Extracted text
----------------
RAW, JPEG and why Lightroom isn’t Cheating

(Left to Right) Camera RAW, Camera JPEG, Lightroom Post Edit
(Left to Right) Camera RAW, Camera JPEG, Lightroom Post Edit
Many non-photographers (and indeed some photographers) don’t understand photo editing and assume it’s cheating. The most widely used photo editing tool is Adobe’s Lightroom, not to be confused with Photoshop which is far more powerful and more of a manipulation tool. Do I use both? Yes I do, although Photoshop is not used that often.

{Click on any image to view a higher resolution}

So let’s start at the beginning and look at what a digital camera actually sees. It see’s light, nothing more than that, just light and different levels of light. Our eyes are the same, they see just light that we use our brain to convert into images. Our brains are far more intelligent than any camera can ever be in that we can process a very high dynamic range and effectively edit the image we see in real-time.

No matter how advanced our cameras are, they very rarely capture what we actually remember seeing with our own eyes and this is why we have the option to post edit using a tool such as Lightroom.

Almost all (if not every) camera available can capture the image and write it to the memory card as a JPEG (often .jpg file). Before this image is written to the memory card the camera will perform some post editing of it’s own to try and mimic the actual scene and whilst for most people (holiday snaps for instance) this is very acceptable, for photographers it’s not. This is why more advanced cameras have the ability to record in RAW format (of which all manufacturers have their own formats). A RAW file is as close to the actual data (remember all data is actually 1’s and 0’s) that the sensor recorded. These RAW files are considerably larger in file size than a JPEG.

The reason for this difference in size is a JPEG is a compressed file in that image data that isn’t required is simply deleted. For instance image data held in very dark areas is removed as it will not be required again. A RAW file on the other hand has all this information still contained in the file. It’s this RAW file that can then be used in a post editing tool to be adjusted. For instance bringing out detail in these dark areas (known as shadows).

So shouldn’t photographers simply just be getting it right at the time of the shot so that post editing isn’t required? Trust me, I’d have a lot more spare time on my hands if this ideal world was available, but it just isn’t. As already mentioned, our brains are very clever in filtering out parts of an image that we don’t want to see. For instance a very bright background, a camera can’t simply just ignore this and will capture this detail.

I’ve never had the privilege of developing film in a dark room, however, adjustments can be made to images in a similar way, so editing photos in the digital era is no different to how it used to be done on film. Although we obviously have a lot more power to adjust. We can not only adjust the lighting, but also sharpness, noise control etc.
----------------
Prompt A
What does the article on RAW, JPEG and Lightroom name as the most widely used photo editing tool?
Prompt B
Extend the article on RAW, JPEG and Lightroom by writing on from its final sentence.
The data that comes next has no connection to the article on RAW, JPEG and Lightroom.
----------------
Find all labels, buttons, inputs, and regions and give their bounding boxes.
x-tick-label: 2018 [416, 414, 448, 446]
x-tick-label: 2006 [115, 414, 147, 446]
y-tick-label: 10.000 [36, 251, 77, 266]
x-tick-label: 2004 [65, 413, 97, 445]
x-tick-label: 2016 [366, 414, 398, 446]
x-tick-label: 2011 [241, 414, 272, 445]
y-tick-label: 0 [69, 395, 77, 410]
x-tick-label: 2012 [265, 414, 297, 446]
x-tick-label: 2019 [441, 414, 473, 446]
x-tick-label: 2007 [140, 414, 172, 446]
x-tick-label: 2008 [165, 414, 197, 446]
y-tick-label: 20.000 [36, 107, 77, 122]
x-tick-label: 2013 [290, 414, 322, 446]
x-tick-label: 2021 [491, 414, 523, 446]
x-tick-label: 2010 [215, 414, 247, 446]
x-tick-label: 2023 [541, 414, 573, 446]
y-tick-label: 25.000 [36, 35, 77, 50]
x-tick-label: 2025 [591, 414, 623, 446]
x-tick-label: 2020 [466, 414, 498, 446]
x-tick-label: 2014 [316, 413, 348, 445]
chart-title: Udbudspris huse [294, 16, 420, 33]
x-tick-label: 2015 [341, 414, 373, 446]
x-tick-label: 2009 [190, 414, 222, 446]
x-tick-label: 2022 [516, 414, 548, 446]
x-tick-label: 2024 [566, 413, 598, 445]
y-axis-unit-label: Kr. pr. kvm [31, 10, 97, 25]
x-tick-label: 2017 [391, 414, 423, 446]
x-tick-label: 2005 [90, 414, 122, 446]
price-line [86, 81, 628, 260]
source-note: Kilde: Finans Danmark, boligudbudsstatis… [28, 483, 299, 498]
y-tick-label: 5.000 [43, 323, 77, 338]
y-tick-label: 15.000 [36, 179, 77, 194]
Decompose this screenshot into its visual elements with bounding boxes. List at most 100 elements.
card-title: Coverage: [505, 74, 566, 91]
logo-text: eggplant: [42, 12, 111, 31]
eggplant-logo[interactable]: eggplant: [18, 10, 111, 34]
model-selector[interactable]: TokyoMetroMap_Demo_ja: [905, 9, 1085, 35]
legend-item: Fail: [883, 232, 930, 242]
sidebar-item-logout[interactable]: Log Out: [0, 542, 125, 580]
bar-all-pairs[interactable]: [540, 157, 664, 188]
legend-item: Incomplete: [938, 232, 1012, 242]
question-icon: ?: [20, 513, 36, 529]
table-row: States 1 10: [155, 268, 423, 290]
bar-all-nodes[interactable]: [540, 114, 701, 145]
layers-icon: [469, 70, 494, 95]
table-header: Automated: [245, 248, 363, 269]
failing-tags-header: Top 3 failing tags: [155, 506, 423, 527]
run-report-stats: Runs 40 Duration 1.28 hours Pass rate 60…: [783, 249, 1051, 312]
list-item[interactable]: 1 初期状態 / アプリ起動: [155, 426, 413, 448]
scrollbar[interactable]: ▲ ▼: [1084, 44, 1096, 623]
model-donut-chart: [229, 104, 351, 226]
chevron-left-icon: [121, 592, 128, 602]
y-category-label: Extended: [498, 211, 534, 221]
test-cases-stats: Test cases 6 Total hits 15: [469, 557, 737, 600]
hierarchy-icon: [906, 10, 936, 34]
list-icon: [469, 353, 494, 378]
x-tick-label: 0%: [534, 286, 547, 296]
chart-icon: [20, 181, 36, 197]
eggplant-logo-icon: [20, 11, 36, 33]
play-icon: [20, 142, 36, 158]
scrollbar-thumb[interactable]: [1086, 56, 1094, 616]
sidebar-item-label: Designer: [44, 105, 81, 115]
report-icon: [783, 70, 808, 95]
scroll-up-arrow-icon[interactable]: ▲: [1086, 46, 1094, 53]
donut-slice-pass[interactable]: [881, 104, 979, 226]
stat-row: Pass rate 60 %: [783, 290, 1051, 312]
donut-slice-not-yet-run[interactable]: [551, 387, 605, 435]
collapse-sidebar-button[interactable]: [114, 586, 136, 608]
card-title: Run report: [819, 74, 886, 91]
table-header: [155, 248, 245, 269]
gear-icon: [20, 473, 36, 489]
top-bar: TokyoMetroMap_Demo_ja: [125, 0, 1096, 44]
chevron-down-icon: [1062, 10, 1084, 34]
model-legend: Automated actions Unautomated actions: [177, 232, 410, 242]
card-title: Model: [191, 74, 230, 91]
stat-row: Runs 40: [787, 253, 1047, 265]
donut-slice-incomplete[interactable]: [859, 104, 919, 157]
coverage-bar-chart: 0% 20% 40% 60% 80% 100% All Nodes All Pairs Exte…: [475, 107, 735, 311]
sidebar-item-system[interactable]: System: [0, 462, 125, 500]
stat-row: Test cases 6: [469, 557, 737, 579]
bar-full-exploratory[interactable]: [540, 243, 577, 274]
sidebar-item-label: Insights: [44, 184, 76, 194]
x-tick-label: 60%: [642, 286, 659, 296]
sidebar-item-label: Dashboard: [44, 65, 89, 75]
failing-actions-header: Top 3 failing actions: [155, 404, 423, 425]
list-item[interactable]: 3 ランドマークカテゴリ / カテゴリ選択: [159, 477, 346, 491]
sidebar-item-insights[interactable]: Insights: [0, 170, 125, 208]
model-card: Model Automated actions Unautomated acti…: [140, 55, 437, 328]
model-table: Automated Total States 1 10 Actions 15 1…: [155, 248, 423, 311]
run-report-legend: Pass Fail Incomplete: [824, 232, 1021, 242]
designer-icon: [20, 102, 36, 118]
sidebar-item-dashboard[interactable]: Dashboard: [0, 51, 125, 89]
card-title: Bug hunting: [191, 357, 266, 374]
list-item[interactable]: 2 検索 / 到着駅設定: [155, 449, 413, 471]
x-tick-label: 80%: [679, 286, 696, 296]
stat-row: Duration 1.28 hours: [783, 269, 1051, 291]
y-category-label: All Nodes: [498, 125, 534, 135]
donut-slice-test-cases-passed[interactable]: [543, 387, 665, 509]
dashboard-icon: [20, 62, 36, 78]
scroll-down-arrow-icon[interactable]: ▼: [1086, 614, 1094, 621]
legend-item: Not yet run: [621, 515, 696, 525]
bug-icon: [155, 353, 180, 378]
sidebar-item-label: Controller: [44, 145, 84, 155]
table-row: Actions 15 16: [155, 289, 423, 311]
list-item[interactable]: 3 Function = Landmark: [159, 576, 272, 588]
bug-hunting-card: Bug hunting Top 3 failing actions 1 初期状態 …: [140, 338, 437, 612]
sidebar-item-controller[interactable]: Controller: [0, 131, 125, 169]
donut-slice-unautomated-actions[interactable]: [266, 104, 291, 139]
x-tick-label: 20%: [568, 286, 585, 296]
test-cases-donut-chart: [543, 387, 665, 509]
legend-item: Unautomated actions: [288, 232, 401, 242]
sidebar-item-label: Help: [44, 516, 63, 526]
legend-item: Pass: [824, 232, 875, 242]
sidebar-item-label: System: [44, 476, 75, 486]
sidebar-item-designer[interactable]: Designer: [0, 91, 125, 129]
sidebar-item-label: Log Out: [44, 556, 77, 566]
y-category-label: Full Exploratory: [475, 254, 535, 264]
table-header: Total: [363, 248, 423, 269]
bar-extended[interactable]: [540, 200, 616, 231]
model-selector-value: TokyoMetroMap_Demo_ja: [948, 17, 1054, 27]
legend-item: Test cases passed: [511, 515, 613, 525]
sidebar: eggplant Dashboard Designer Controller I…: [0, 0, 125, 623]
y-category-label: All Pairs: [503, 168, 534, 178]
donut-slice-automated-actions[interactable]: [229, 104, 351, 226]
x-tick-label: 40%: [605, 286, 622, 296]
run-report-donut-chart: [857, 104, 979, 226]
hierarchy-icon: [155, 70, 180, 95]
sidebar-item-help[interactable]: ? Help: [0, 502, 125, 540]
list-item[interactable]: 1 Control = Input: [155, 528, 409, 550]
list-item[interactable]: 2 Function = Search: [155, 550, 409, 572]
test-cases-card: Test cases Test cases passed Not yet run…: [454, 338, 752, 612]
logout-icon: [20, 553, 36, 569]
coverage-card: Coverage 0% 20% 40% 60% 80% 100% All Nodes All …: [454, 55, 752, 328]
----------------
Written response A
Adobe's Lightroom.

Written response B
RAW also gives extra control over White Balance as these settings are added before the JPEG files are written, remember a RAW file is actual light data that the camera sensor picked up, therefore any changes to White Balance can be adjusted afterwards.

Of course, all of these editing adjustments can be carried out on a JPEG file too, however, as all of the non-visible data has been thrown away to compress the size of the file, it doesn’t have the required data to work on and therefore adjustments are either very limited and/or the image quality will suffer when you make adjustments.

For anyone thinking that post editing an image is cheating is to think of it this way; When a camera takes an image and writes it as a JPEG, it’s actually post editing the photo before writing it to the memory card. Therefore, it’s just the same as using a RAW file and post editing yourself. Of course, shooting in the digital world does open up possibilities for making an image look very different to what has been shot and yes that could be classed as cheating but can also be classed as being creative. This is all open to individual perception.

As a comparison, I went outside and shot an image of this Goldfinch on the Niger Feeder, the available light wasn’t great either so was perfect for this experiment. I used my D810 with the camera set to capture both a RAW file and JPEG file of the same shot.

This first photo is the RAW file converted in Lightroom without any adjustments made;

Camera RAW file
Camera RAW file

Compare that to this image which is the camera’s JPEG;

In Camera JPEG
In Camera JPEG

It’s hard to see what the difference is but the Goldfinch looks a bit clearer, sharper and a little more coloured, however, the head and eye (which is the most important part of most wildlife portraits) doesn’t really stand out and is hidden in shadow. The whole photo has a little more contrast to the RAW file too, you can see that the Niger seed in the feeder looks far more defined. However, for me, the photo still isn’t great.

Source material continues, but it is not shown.